**Exercise requirements:**
From the entries below, pull out each line where "apps" appears.

(Figure content listings)
........

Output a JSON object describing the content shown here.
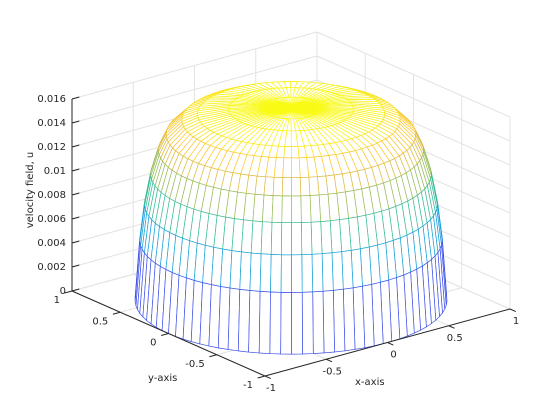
{
  "chart_data": {
    "type": "mesh3d",
    "xlabel": "x-axis",
    "ylabel": "y-axis",
    "zlabel": "velocity field, u",
    "r": [
      0,
      0.2,
      0.4,
      0.6,
      0.7,
      0.8,
      0.85,
      0.9,
      0.94,
      0.97,
      1
    ],
    "values": [
      0.016,
      0.016,
      0.0159,
      0.0155,
      0.015,
      0.0138,
      0.0125,
      0.0105,
      0.008,
      0.005,
      0
    ],
    "xlim": [
      -1,
      1
    ],
    "ylim": [
      -1,
      1
    ],
    "zlim": [
      0,
      0.016
    ],
    "xticks": [
      -1,
      -0.5,
      0,
      0.5,
      1
    ],
    "yticks": [
      -1,
      -0.5,
      0,
      0.5,
      1
    ],
    "zticks": [
      0,
      0.002,
      0.004,
      0.006,
      0.008,
      0.01,
      0.012,
      0.014,
      0.016
    ],
    "grid": true,
    "colormap": "parula"
  }
}
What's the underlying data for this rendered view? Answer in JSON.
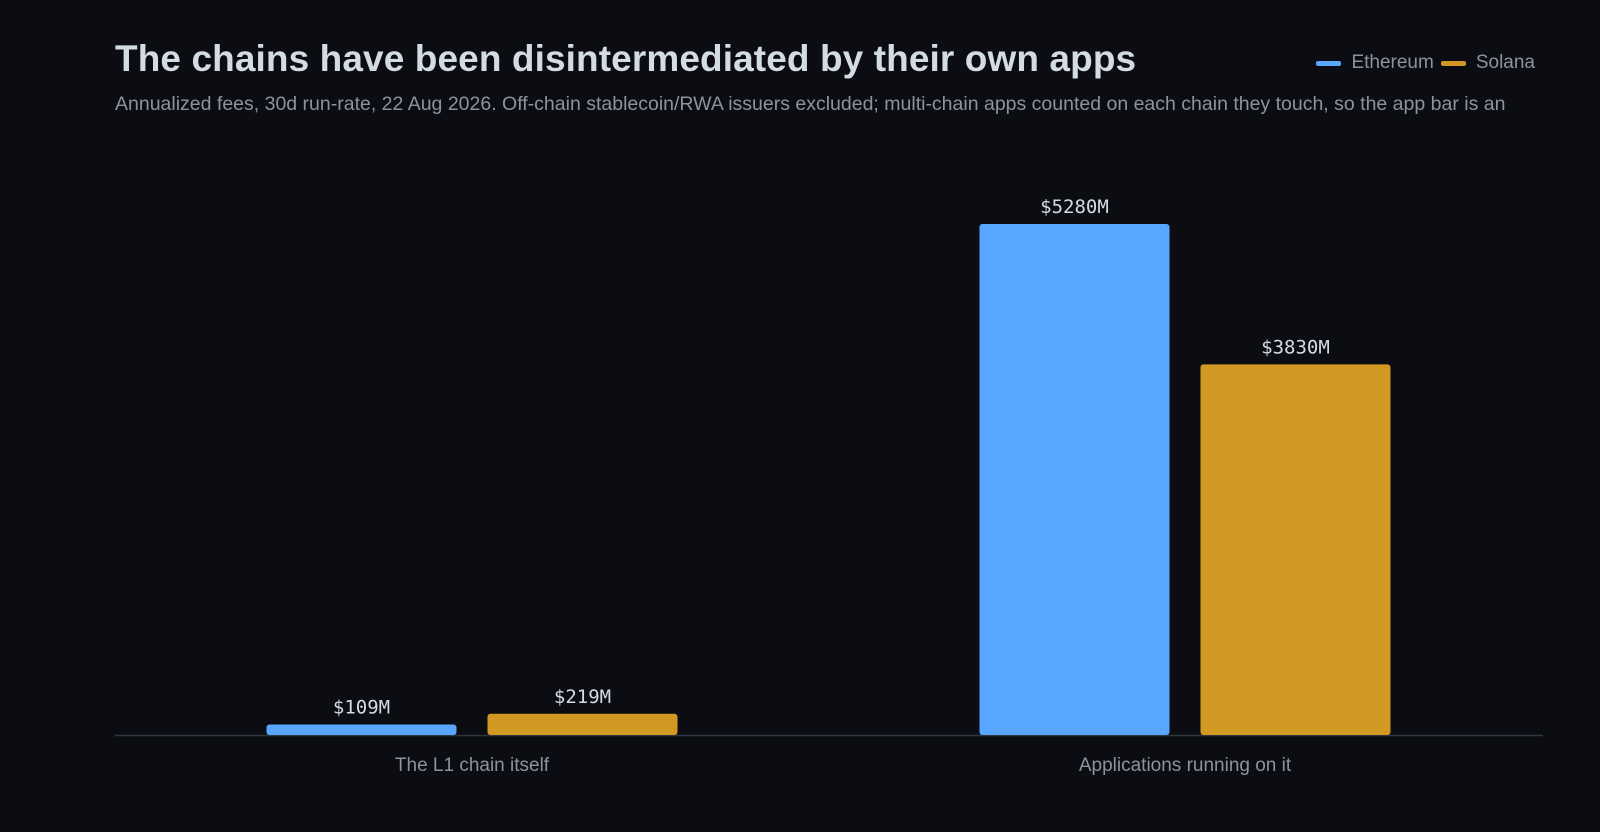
{
  "chart_data": {
    "type": "bar",
    "title": "The chains have been disintermediated by their own apps",
    "subtitle": "Annualized fees, 30d run-rate, 22 Aug 2026. Off-chain stablecoin/RWA issuers excluded; multi-chain apps counted on each chain they touch, so the app bar is an",
    "categories": [
      "The L1 chain itself",
      "Applications running on it"
    ],
    "series": [
      {
        "name": "Ethereum",
        "color": "#58a6ff",
        "values": [
          109,
          5280
        ],
        "labels": [
          "$109M",
          "$5280M"
        ]
      },
      {
        "name": "Solana",
        "color": "#d29922",
        "values": [
          219,
          3830
        ],
        "labels": [
          "$219M",
          "$3830M"
        ]
      }
    ],
    "unit": "$M",
    "ylim": [
      0,
      5280
    ],
    "grid": false,
    "legend": "top-right"
  },
  "colors": {
    "background": "#0b0d12",
    "baseline": "#30363d"
  }
}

........

**Task response:**
    "title": "The chains have been disintermediated by their own apps",
    "subtitle": "Annualized fees, 30d run-rate, 22 Aug 2026. Off-chain stablecoin/RWA issuers excluded; multi-chain apps counted on each chain they touch, so the app bar is an",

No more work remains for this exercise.